Problem
State the number of lines in these records holding "What". Say nothing more.

Exercise materials
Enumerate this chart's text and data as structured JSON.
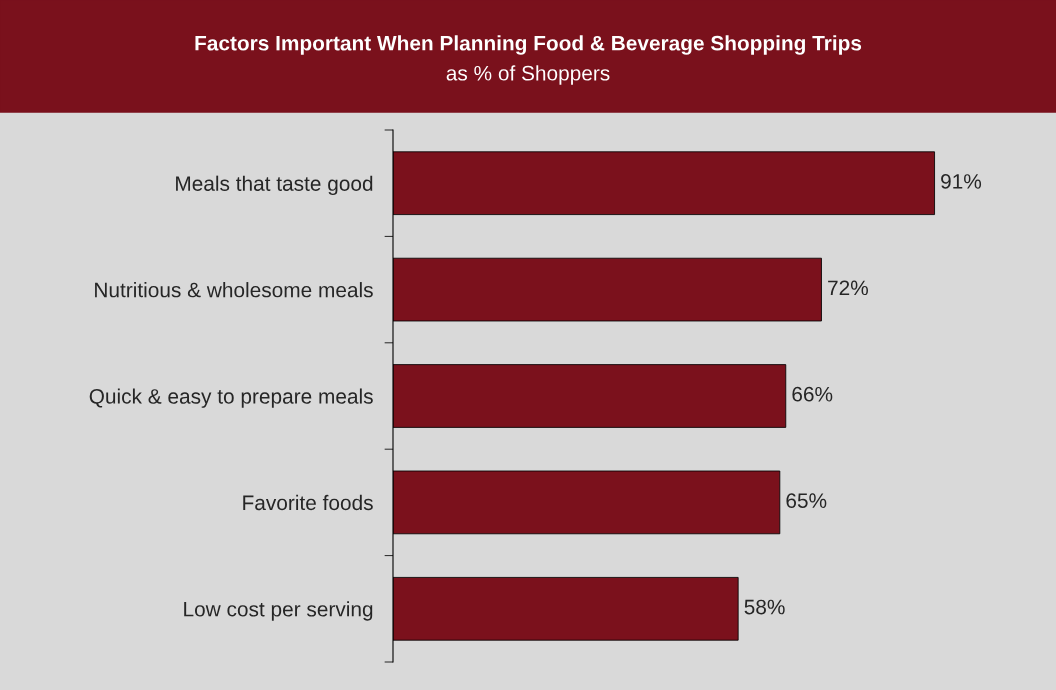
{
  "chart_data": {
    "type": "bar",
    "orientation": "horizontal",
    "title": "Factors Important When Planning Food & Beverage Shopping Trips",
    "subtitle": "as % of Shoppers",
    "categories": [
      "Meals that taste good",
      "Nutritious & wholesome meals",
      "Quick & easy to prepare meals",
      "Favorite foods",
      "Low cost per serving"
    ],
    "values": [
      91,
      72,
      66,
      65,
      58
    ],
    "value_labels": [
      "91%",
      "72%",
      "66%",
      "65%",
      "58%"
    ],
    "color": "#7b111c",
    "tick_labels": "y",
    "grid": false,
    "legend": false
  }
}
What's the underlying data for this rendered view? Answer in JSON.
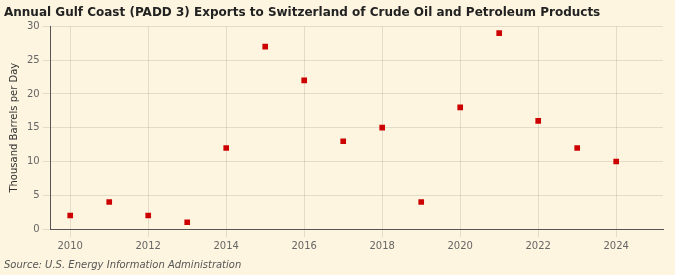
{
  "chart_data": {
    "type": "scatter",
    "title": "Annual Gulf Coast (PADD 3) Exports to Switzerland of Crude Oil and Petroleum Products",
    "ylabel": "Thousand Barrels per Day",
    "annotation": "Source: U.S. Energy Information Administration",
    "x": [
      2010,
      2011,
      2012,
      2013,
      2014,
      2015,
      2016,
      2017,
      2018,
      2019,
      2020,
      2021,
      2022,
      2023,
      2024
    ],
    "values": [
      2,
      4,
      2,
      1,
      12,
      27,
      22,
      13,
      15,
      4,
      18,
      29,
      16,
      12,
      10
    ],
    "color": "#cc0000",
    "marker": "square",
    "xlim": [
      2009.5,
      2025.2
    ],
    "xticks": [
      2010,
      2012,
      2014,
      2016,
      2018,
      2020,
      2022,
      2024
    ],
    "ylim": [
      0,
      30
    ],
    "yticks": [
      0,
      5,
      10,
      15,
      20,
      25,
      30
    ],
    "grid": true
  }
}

...

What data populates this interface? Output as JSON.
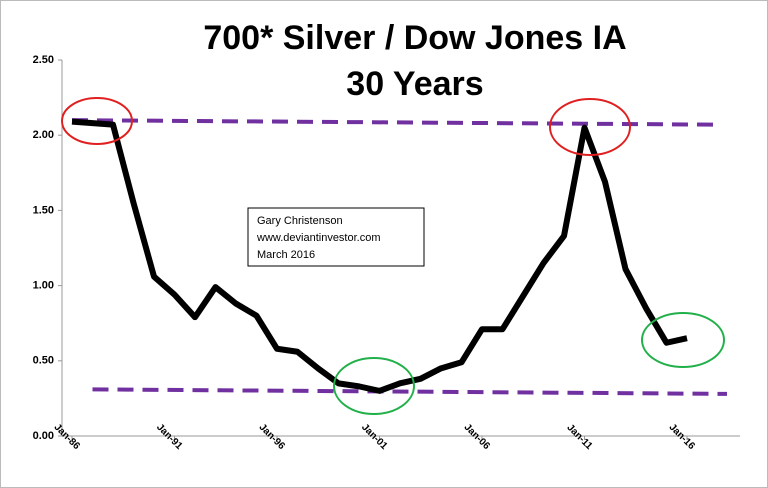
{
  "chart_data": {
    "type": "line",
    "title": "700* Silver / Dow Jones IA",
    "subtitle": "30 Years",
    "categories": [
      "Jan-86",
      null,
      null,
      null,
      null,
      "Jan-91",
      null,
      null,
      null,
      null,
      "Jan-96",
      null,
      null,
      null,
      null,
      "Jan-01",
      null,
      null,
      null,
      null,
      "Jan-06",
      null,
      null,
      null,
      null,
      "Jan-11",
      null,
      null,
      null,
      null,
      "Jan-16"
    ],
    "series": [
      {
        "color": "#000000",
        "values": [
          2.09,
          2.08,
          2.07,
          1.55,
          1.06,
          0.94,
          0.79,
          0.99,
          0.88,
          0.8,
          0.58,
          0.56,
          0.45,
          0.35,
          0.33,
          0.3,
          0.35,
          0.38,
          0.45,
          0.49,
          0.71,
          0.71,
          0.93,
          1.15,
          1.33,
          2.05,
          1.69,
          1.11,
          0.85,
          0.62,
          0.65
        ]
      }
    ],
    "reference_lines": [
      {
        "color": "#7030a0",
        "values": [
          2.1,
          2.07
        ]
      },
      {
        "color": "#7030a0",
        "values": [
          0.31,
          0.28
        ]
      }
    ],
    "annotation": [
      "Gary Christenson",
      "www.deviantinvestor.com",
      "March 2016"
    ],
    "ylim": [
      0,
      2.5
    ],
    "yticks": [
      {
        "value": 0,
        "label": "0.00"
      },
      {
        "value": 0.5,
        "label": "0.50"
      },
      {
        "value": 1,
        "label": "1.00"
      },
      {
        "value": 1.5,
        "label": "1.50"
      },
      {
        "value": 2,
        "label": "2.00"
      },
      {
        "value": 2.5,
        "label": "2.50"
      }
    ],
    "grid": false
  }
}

Exercise result
2